**Instruction:**
Check each line of the material. Copy those containing "JSON".

+++ Data listing

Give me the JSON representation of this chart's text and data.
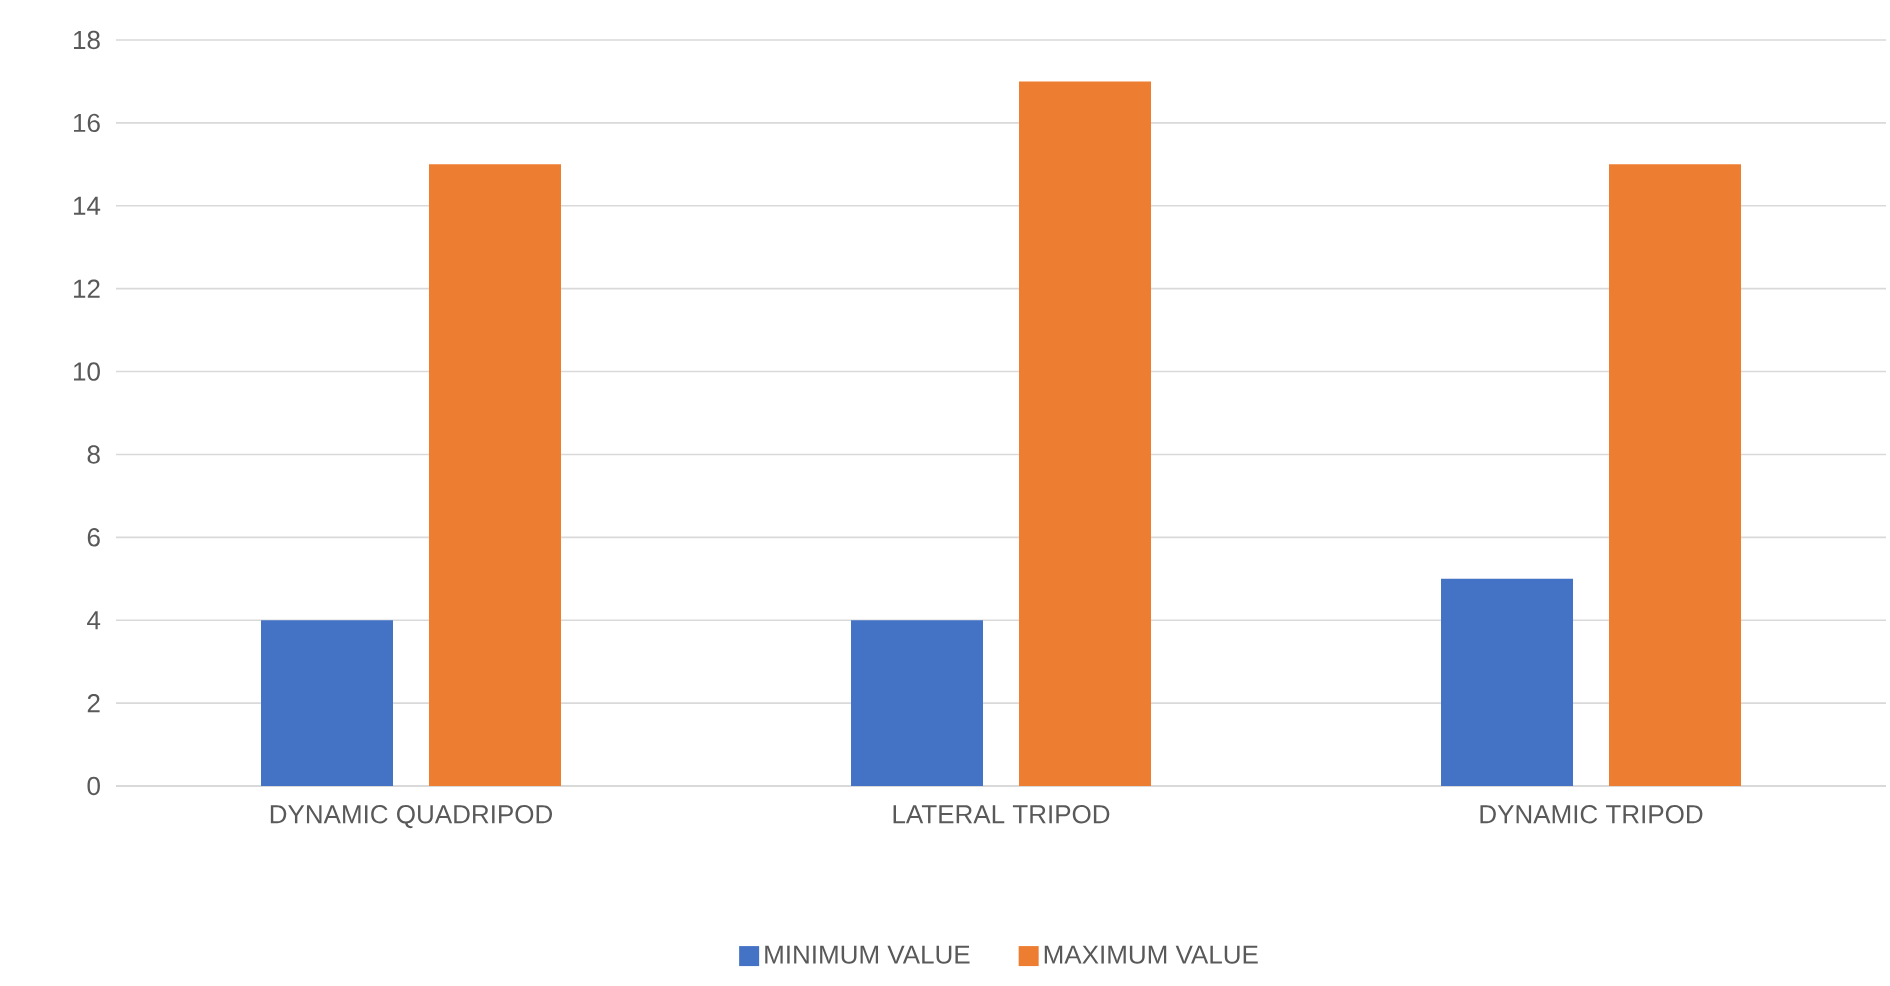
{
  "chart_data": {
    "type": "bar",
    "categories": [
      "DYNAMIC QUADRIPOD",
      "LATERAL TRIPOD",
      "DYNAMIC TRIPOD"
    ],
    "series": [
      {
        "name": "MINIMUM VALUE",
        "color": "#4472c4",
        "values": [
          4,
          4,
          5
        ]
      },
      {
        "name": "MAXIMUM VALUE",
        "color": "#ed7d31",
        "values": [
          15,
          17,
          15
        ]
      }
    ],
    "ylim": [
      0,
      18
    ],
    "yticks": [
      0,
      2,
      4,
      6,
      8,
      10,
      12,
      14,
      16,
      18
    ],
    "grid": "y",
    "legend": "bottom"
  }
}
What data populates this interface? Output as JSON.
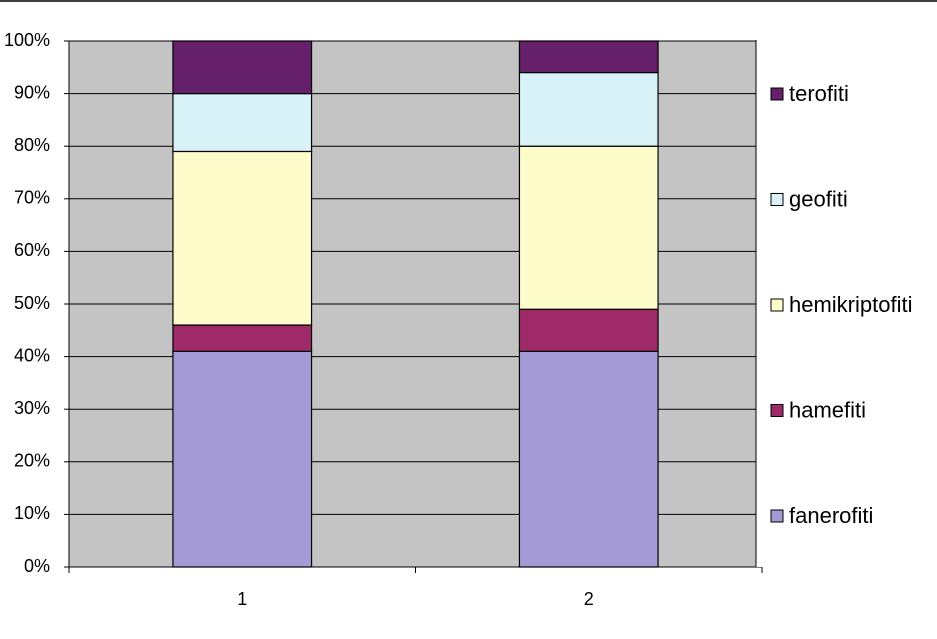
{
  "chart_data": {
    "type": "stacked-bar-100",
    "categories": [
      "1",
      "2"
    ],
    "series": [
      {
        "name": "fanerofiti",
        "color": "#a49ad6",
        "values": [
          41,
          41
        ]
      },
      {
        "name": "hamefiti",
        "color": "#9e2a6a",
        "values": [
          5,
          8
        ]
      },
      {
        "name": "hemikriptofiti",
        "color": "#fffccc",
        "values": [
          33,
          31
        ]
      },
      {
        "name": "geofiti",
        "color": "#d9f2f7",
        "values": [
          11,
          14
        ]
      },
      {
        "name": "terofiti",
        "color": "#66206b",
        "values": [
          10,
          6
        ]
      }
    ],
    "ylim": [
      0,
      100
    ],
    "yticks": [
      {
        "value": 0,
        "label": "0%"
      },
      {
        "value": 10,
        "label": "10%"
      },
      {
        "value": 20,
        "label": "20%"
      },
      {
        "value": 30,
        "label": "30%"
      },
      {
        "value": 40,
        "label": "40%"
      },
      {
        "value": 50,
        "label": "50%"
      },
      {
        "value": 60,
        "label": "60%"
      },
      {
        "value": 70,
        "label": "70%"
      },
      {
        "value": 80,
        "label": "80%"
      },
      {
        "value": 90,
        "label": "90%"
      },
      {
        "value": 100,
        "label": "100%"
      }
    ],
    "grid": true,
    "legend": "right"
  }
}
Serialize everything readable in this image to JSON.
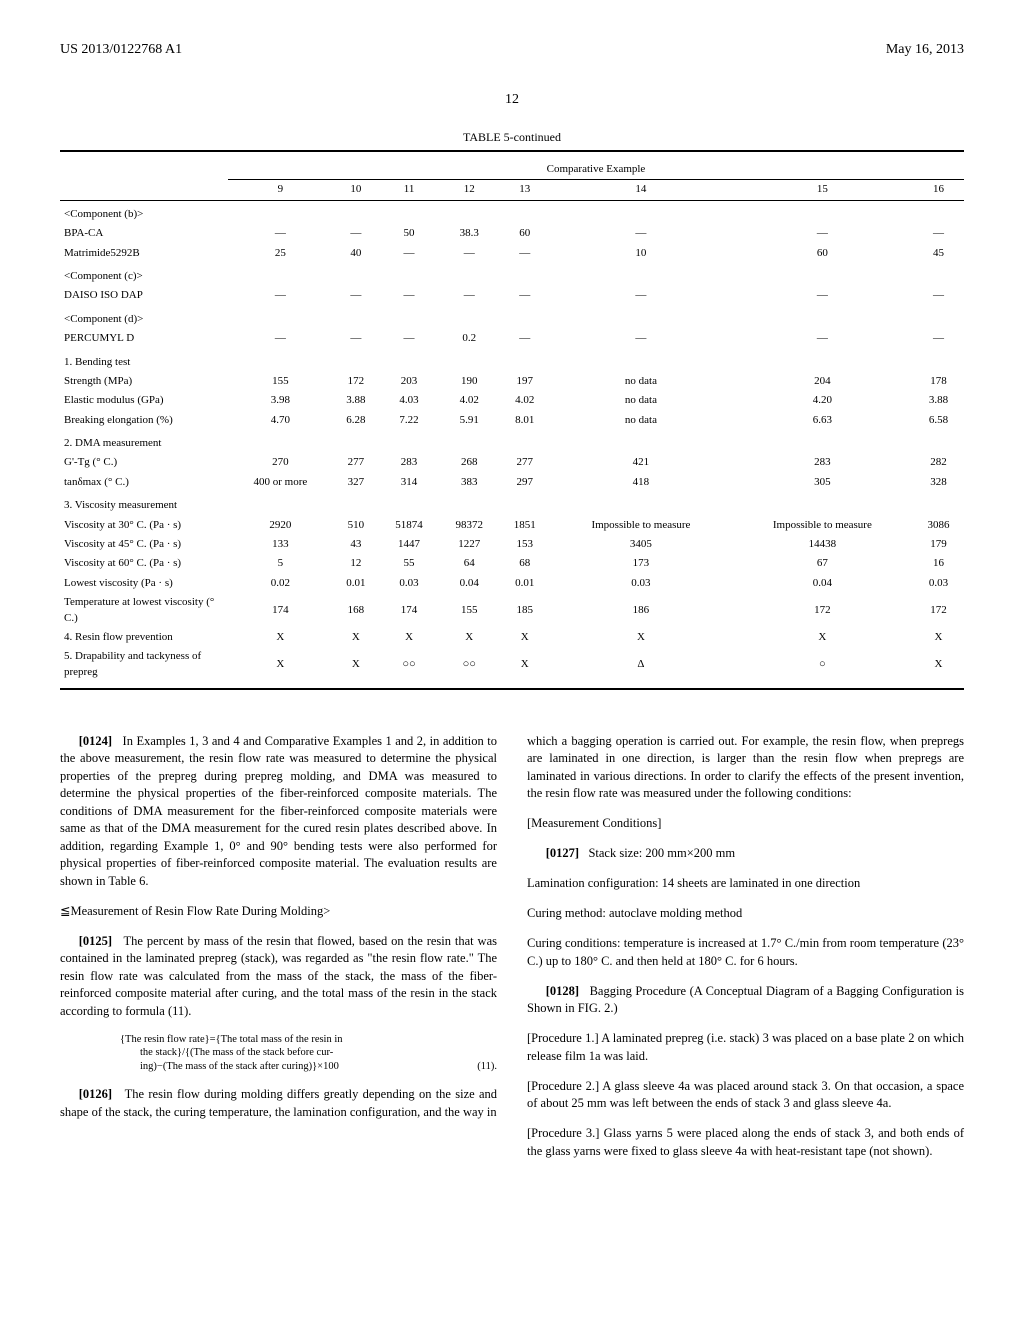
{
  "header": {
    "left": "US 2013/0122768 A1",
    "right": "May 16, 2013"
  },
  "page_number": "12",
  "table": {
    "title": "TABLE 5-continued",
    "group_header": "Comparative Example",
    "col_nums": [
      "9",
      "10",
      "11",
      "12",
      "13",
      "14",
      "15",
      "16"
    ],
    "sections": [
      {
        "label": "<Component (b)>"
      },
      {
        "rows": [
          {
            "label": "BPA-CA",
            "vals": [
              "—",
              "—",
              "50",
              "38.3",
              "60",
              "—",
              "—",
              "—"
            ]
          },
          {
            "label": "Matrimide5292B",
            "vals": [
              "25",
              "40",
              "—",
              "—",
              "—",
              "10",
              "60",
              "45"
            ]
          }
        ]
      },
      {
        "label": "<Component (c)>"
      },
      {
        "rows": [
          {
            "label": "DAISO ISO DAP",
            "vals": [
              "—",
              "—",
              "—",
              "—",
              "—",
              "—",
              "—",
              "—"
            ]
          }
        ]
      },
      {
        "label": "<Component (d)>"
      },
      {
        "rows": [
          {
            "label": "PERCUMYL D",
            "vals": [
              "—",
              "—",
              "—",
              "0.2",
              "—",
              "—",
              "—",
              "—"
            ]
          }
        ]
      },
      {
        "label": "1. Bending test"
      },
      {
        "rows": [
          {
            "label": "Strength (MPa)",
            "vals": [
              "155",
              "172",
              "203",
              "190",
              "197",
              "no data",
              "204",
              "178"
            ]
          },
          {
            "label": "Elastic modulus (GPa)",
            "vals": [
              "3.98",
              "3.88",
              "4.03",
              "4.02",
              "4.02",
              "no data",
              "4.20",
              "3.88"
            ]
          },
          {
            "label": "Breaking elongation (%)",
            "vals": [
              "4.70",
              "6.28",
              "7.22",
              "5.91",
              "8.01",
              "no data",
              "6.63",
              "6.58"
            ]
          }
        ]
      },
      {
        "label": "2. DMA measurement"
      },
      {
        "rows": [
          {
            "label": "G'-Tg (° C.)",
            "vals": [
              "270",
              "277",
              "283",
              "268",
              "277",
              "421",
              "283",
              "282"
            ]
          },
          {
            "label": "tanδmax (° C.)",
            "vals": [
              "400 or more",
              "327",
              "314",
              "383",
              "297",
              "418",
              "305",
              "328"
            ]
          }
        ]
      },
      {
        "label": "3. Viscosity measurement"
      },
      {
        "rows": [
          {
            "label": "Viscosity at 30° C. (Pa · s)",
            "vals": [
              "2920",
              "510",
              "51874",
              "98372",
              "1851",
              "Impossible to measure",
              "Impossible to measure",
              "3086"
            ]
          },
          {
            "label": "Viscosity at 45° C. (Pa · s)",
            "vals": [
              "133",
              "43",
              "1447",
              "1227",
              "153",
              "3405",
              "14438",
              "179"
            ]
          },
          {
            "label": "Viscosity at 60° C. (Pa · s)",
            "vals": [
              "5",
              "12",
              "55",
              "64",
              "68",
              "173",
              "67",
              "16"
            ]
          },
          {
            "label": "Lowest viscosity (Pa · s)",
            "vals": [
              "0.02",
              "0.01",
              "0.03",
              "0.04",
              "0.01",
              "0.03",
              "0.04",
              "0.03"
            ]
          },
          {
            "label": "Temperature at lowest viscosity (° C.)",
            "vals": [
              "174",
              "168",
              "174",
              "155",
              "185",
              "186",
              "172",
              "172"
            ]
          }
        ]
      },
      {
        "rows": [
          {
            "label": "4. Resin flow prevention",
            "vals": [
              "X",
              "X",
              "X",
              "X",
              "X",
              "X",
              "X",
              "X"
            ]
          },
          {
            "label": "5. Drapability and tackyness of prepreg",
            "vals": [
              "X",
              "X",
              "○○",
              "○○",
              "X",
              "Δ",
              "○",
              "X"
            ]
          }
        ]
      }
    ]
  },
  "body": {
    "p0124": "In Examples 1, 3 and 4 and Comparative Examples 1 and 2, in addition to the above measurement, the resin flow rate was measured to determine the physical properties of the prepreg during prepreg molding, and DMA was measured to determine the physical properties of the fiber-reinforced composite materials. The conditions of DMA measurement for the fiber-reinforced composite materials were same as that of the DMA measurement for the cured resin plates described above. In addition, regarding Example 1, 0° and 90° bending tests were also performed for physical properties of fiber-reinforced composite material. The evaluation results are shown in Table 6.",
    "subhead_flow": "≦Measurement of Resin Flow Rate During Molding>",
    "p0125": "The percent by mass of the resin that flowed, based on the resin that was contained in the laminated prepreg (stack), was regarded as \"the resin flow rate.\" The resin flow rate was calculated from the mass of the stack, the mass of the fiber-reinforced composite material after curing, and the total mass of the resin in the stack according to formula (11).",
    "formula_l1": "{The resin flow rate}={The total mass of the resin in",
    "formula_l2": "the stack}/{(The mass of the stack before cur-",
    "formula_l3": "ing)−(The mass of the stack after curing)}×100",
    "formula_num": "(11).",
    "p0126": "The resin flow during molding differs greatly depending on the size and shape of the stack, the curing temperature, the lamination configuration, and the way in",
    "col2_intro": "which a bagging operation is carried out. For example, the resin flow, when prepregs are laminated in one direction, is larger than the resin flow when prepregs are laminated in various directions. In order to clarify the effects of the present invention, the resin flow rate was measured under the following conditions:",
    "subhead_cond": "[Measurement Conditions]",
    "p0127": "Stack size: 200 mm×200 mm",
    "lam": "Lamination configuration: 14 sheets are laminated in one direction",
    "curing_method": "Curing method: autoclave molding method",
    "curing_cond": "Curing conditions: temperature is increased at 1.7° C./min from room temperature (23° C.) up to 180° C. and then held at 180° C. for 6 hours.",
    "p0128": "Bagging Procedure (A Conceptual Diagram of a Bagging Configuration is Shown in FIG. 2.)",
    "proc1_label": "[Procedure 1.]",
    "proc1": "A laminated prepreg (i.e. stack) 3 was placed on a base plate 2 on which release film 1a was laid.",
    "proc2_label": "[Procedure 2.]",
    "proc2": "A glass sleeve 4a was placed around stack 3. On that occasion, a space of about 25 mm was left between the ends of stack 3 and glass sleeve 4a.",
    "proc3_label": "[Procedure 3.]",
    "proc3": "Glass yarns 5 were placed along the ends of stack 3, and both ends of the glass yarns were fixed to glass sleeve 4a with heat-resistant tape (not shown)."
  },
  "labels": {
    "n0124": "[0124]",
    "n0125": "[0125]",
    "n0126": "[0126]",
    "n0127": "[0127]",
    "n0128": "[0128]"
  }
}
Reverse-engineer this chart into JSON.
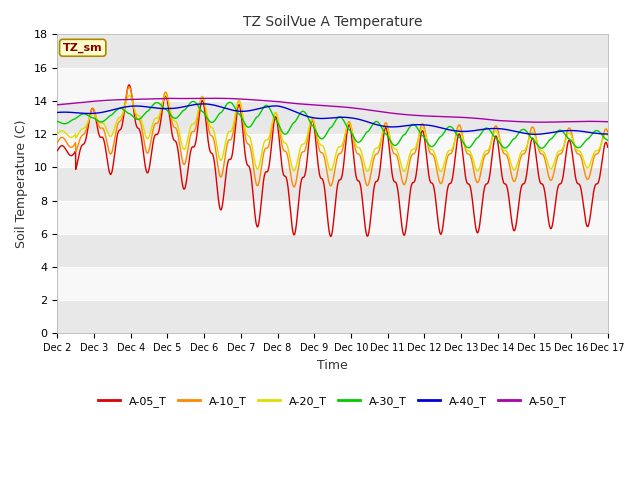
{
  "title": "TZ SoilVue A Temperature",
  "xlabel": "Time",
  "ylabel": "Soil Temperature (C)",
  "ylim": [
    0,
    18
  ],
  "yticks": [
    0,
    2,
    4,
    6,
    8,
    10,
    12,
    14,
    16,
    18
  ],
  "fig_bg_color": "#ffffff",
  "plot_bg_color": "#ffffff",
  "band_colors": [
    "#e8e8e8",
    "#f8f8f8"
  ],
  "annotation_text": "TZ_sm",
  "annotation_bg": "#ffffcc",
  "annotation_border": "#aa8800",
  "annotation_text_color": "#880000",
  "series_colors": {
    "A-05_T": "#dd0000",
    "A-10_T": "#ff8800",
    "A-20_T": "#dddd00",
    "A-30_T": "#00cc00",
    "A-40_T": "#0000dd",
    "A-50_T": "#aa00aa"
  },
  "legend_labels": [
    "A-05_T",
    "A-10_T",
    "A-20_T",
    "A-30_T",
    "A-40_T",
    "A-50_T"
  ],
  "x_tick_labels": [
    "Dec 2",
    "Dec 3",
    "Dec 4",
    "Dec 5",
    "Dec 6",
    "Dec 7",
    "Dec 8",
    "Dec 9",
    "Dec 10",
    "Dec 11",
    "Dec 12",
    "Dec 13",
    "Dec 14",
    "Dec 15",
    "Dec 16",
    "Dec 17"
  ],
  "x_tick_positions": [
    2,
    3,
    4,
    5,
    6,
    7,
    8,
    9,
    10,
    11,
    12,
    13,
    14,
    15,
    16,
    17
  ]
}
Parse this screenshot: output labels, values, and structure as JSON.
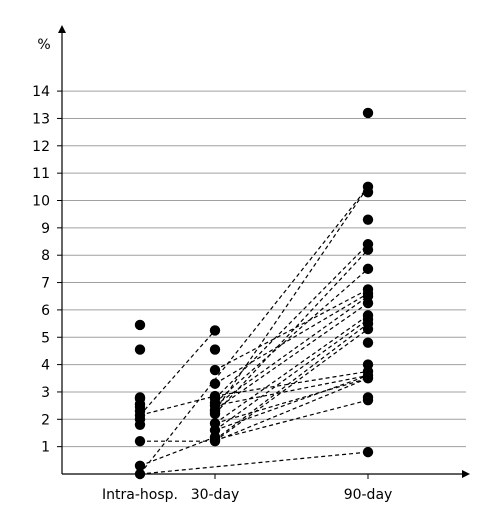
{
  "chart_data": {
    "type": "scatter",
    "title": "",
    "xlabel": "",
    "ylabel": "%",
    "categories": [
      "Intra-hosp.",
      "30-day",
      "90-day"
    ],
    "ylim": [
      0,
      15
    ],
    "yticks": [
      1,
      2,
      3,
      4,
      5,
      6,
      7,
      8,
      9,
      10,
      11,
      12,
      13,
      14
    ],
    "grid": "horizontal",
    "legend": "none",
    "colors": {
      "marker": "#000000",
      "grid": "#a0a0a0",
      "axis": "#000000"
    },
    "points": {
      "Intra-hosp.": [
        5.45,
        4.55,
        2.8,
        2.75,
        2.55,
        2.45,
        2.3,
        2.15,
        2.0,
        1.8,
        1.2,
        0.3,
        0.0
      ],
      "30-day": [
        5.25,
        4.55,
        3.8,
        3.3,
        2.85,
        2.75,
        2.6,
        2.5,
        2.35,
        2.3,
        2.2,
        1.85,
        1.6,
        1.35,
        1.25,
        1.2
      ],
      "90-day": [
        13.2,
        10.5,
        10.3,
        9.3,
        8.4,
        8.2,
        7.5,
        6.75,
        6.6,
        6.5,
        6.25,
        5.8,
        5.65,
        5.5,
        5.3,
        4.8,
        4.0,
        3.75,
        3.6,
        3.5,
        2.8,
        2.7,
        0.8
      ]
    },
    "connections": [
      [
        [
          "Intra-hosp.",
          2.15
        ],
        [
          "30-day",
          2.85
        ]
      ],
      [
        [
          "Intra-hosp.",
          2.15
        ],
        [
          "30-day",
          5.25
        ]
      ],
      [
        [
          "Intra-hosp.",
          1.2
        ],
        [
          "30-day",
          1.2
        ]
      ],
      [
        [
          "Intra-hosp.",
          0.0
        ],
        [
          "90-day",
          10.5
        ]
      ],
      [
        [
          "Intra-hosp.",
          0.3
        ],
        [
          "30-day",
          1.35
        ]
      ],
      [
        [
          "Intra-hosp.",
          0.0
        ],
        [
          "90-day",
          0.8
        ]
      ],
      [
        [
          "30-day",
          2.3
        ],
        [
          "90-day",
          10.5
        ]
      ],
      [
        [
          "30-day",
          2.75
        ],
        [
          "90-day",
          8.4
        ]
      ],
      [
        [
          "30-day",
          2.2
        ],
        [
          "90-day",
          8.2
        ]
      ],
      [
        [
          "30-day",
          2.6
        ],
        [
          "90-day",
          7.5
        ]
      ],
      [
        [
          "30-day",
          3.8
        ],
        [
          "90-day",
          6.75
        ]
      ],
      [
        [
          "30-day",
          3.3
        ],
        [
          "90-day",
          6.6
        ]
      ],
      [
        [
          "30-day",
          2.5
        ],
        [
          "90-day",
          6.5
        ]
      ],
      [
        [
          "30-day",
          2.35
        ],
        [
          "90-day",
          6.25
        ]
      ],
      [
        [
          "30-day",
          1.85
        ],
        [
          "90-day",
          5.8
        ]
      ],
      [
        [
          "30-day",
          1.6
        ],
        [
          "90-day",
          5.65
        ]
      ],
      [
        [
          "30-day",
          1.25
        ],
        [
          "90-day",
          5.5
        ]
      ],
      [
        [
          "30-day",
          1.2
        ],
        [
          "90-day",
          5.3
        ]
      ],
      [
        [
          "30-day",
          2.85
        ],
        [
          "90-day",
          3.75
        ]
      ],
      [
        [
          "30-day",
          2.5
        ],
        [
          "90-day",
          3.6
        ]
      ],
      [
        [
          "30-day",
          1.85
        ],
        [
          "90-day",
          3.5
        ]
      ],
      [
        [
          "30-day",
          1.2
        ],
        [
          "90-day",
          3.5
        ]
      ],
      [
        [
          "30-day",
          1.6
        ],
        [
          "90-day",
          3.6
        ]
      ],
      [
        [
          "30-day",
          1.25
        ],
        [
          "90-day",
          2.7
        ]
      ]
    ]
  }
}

++++++

**Result for this task:**
Give me the JSON representation of this chart's text and data.
What data populates this interface? Output as JSON.
Serialize everything readable in this image to JSON.
Reverse-engineer this chart into JSON.
Parse this screenshot: output labels, values, and structure as JSON.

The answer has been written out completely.